=== Exercise goal ===
Return the data exactly, with all pictures removed.

[Dataset records]
>> Begin

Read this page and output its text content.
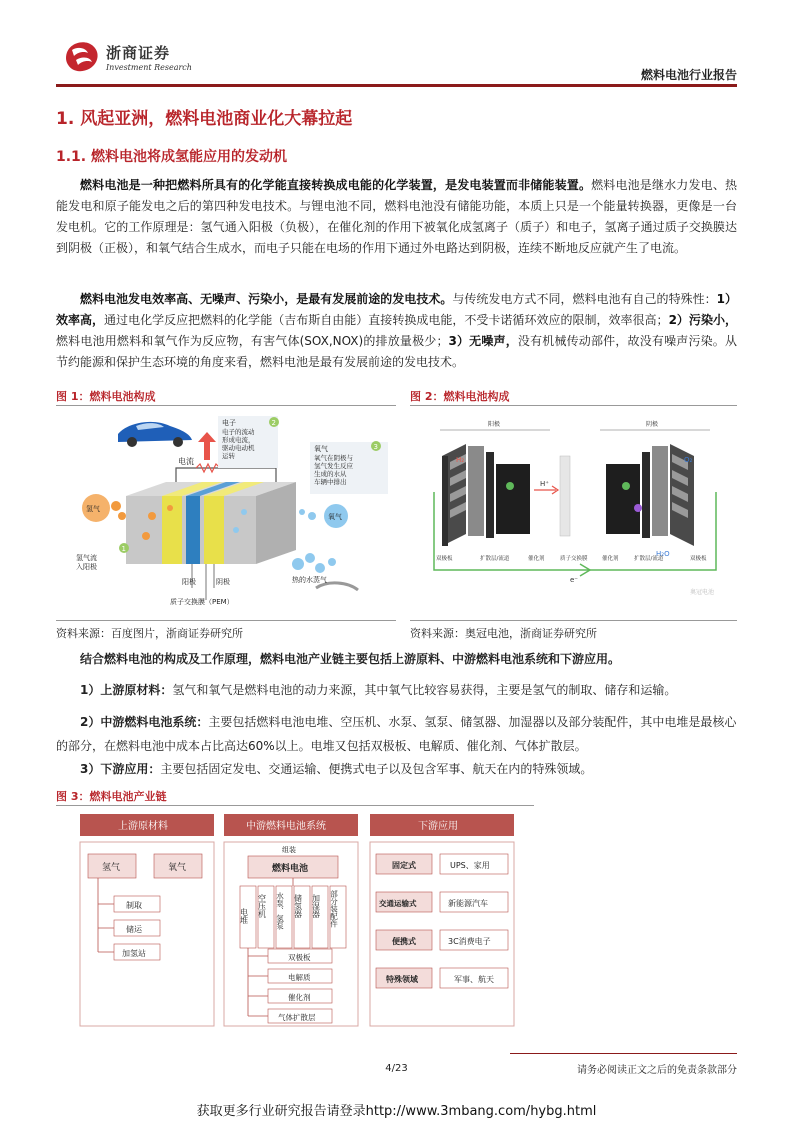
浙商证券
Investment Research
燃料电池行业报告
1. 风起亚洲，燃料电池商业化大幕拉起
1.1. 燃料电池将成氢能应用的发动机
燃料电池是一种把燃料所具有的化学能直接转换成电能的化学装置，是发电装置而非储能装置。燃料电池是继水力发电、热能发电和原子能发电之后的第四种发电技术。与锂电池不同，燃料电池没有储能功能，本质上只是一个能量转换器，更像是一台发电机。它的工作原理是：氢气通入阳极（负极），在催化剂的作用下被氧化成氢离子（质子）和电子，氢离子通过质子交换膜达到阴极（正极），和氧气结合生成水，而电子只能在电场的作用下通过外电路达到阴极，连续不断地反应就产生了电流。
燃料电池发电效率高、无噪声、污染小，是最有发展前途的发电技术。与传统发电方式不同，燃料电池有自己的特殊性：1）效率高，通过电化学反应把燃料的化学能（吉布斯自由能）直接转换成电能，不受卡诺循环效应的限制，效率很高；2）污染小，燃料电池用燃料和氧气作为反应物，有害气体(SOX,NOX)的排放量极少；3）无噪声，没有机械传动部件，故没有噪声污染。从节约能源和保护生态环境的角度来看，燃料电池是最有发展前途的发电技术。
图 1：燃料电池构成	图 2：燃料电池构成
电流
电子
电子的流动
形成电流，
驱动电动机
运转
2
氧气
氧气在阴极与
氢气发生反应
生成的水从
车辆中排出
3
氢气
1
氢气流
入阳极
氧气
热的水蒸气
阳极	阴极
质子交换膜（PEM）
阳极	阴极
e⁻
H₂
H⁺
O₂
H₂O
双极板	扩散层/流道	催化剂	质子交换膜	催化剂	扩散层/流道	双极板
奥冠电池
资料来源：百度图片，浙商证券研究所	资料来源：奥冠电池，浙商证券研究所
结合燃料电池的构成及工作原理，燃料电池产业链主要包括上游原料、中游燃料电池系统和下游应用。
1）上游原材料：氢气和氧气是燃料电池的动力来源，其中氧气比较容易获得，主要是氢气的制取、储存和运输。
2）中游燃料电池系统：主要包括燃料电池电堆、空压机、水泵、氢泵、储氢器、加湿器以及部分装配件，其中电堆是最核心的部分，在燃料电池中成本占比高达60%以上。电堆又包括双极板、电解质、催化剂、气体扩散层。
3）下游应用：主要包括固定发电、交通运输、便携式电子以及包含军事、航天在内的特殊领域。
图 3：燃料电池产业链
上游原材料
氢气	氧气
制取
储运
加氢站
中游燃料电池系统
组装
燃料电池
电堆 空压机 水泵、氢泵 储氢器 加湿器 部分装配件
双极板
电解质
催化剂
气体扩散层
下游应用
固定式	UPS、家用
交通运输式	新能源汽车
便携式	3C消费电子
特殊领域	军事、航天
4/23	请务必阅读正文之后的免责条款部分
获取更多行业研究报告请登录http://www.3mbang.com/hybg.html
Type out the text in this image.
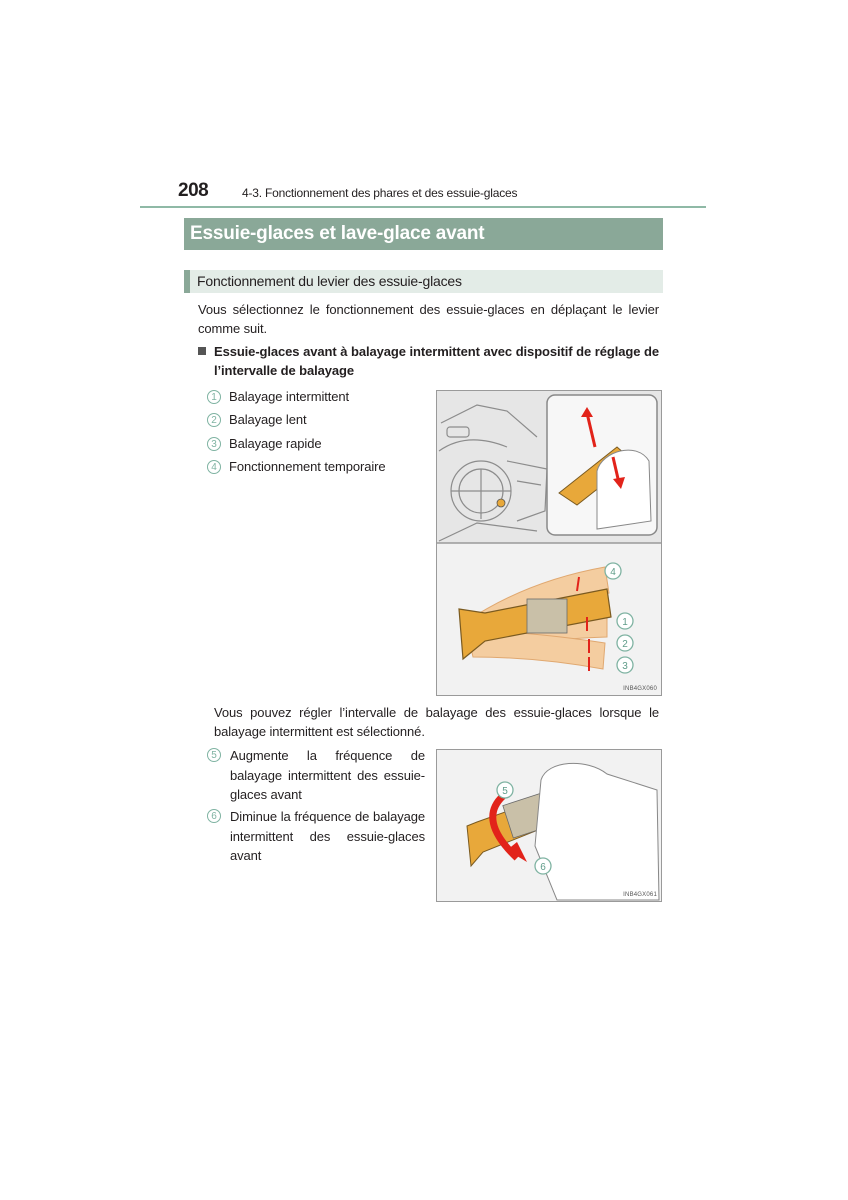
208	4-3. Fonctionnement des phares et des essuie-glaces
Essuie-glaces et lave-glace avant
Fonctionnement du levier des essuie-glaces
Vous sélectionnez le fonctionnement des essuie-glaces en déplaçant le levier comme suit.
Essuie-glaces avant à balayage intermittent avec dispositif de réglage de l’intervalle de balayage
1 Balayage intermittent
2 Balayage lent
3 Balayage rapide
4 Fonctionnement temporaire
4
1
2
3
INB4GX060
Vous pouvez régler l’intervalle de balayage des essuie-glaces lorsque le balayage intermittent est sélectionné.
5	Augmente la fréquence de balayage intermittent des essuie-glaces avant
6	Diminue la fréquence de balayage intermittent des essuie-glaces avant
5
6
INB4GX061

>> End

=== Solution for this exercise ===
Read this page and output its text content.
浙商证券
Investment Research
燃料电池行业报告
1. 风起亚洲，燃料电池商业化大幕拉起
1.1. 燃料电池将成氢能应用的发动机
燃料电池是一种把燃料所具有的化学能直接转换成电能的化学装置，是发电装置而非储能装置。燃料电池是继水力发电、热能发电和原子能发电之后的第四种发电技术。与锂电池不同，燃料电池没有储能功能，本质上只是一个能量转换器，更像是一台发电机。它的工作原理是：氢气通入阳极（负极），在催化剂的作用下被氧化成氢离子（质子）和电子，氢离子通过质子交换膜达到阴极（正极），和氧气结合生成水，而电子只能在电场的作用下通过外电路达到阴极，连续不断地反应就产生了电流。
燃料电池发电效率高、无噪声、污染小，是最有发展前途的发电技术。与传统发电方式不同，燃料电池有自己的特殊性：1）效率高，通过电化学反应把燃料的化学能（吉布斯自由能）直接转换成电能，不受卡诺循环效应的限制，效率很高；2）污染小，燃料电池用燃料和氧气作为反应物，有害气体(SOX,NOX)的排放量极少；3）无噪声，没有机械传动部件，故没有噪声污染。从节约能源和保护生态环境的角度来看，燃料电池是最有发展前途的发电技术。
图 1：燃料电池构成	图 2：燃料电池构成
电流
电子
电子的流动
形成电流，
驱动电动机
运转
2
氧气
氧气在阴极与
氢气发生反应
生成的水从
车辆中排出
3
氢气
1
氢气流
入阳极
氧气
热的水蒸气
阳极	阴极
质子交换膜（PEM）
阳极	阴极
e⁻
H₂
H⁺
O₂
H₂O
双极板	扩散层/流道	催化剂	质子交换膜	催化剂	扩散层/流道	双极板
奥冠电池
资料来源：百度图片，浙商证券研究所	资料来源：奥冠电池，浙商证券研究所
结合燃料电池的构成及工作原理，燃料电池产业链主要包括上游原料、中游燃料电池系统和下游应用。
1）上游原材料：氢气和氧气是燃料电池的动力来源，其中氧气比较容易获得，主要是氢气的制取、储存和运输。
2）中游燃料电池系统：主要包括燃料电池电堆、空压机、水泵、氢泵、储氢器、加湿器以及部分装配件，其中电堆是最核心的部分，在燃料电池中成本占比高达60%以上。电堆又包括双极板、电解质、催化剂、气体扩散层。
3）下游应用：主要包括固定发电、交通运输、便携式电子以及包含军事、航天在内的特殊领域。
图 3：燃料电池产业链
上游原材料
氢气	氧气
制取
储运
加氢站
中游燃料电池系统
组装
燃料电池
电堆 空压机 水泵、氢泵 储氢器 加湿器 部分装配件
双极板
电解质
催化剂
气体扩散层
下游应用
固定式	UPS、家用
交通运输式	新能源汽车
便携式	3C消费电子
特殊领域	军事、航天
4/23	请务必阅读正文之后的免责条款部分
获取更多行业研究报告请登录http://www.3mbang.com/hybg.html
Type out the text in this image.
208	4-3. Fonctionnement des phares et des essuie-glaces
Essuie-glaces et lave-glace avant
Fonctionnement du levier des essuie-glaces
Vous sélectionnez le fonctionnement des essuie-glaces en déplaçant le levier comme suit.
Essuie-glaces avant à balayage intermittent avec dispositif de réglage de l’intervalle de balayage
1 Balayage intermittent
2 Balayage lent
3 Balayage rapide
4 Fonctionnement temporaire
4
1
2
3
INB4GX060
Vous pouvez régler l’intervalle de balayage des essuie-glaces lorsque le balayage intermittent est sélectionné.
5	Augmente la fréquence de balayage intermittent des essuie-glaces avant
6	Diminue la fréquence de balayage intermittent des essuie-glaces avant
5
6
INB4GX061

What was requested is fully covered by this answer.